**Written instruction:**
Give only the number of lines where "title" occurs.

"""

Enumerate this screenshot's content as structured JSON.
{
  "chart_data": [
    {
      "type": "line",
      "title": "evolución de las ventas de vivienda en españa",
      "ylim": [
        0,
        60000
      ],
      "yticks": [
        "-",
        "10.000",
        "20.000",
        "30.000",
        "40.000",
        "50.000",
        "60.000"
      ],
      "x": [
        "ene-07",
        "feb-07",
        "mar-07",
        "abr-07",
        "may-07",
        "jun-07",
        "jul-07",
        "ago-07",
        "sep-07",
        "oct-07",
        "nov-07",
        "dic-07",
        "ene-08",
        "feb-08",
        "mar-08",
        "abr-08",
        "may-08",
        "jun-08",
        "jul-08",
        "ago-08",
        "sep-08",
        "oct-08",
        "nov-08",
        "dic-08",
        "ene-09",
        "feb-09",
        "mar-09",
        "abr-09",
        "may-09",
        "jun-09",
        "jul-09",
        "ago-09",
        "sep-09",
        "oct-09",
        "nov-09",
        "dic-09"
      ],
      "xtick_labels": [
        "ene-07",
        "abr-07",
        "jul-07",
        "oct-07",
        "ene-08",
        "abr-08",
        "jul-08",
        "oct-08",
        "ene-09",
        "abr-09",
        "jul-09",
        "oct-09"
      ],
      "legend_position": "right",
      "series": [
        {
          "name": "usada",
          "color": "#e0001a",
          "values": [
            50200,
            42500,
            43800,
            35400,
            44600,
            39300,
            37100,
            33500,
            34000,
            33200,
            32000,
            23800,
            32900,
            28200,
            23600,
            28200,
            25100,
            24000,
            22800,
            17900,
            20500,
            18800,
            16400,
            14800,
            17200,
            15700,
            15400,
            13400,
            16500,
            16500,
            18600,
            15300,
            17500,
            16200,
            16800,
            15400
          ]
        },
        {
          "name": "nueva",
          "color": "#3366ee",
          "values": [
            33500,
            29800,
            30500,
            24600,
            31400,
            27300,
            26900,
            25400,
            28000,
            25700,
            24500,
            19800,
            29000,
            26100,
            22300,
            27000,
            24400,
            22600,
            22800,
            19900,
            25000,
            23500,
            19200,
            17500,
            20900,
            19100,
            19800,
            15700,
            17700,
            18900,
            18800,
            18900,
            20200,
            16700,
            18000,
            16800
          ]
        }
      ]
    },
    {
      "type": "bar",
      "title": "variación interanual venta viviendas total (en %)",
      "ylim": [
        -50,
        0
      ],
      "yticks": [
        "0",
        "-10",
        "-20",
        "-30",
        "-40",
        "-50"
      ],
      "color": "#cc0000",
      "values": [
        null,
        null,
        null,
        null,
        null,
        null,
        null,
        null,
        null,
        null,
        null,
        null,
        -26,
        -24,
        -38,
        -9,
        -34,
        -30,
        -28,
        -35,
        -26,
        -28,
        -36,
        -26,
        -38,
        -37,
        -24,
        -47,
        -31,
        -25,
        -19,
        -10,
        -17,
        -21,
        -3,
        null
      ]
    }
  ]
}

"""

**Completed task:**
2